> **Problem to work on**
Answer with one number only: the number of lines that contain "emprego".

※ ※ ※

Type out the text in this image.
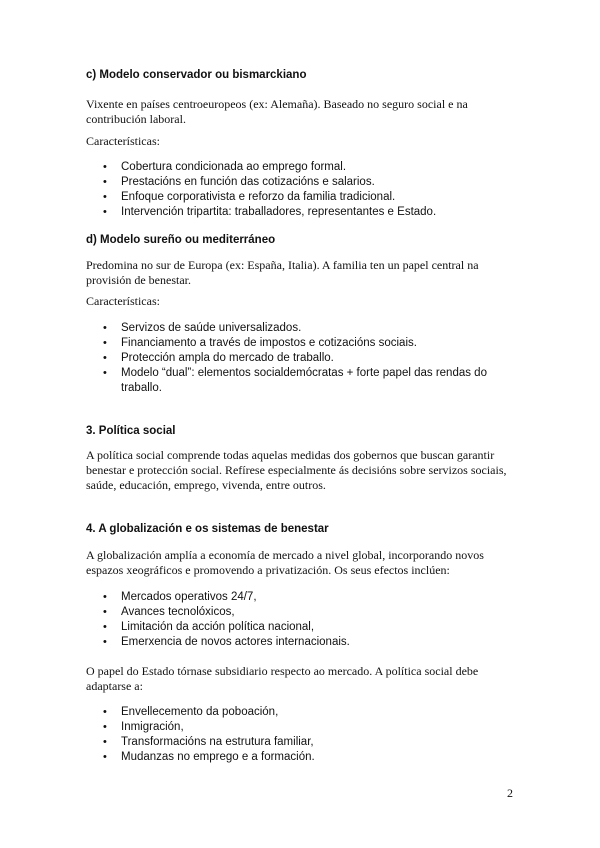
c) Modelo conservador ou bismarckiano
Vixente en países centroeuropeos (ex: Alemaña). Baseado no seguro social e na contribución laboral.
Características:
• Cobertura condicionada ao emprego formal.
• Prestacións en función das cotizacións e salarios.
• Enfoque corporativista e reforzo da familia tradicional.
• Intervención tripartita: traballadores, representantes e Estado.
d) Modelo sureño ou mediterráneo
Predomina no sur de Europa (ex: España, Italia). A familia ten un papel central na provisión de benestar.
Características:
• Servizos de saúde universalizados.
• Financiamento a través de impostos e cotizacións sociais.
• Protección ampla do mercado de traballo.
• Modelo “dual”: elementos socialdemócratas + forte papel das rendas do traballo.
3. Política social
A política social comprende todas aquelas medidas dos gobernos que buscan garantir benestar e protección social. Refírese especialmente ás decisións sobre servizos sociais, saúde, educación, emprego, vivenda, entre outros.
4. A globalización e os sistemas de benestar
A globalización amplía a economía de mercado a nivel global, incorporando novos espazos xeográficos e promovendo a privatización. Os seus efectos inclúen:
• Mercados operativos 24/7,
• Avances tecnolóxicos,
• Limitación da acción política nacional,
• Emerxencia de novos actores internacionais.
O papel do Estado tórnase subsidiario respecto ao mercado. A política social debe adaptarse a:
• Envellecemento da poboación,
• Inmigración,
• Transformacións na estrutura familiar,
• Mudanzas no emprego e a formación.
2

※ ※ ※

> **Solution**
3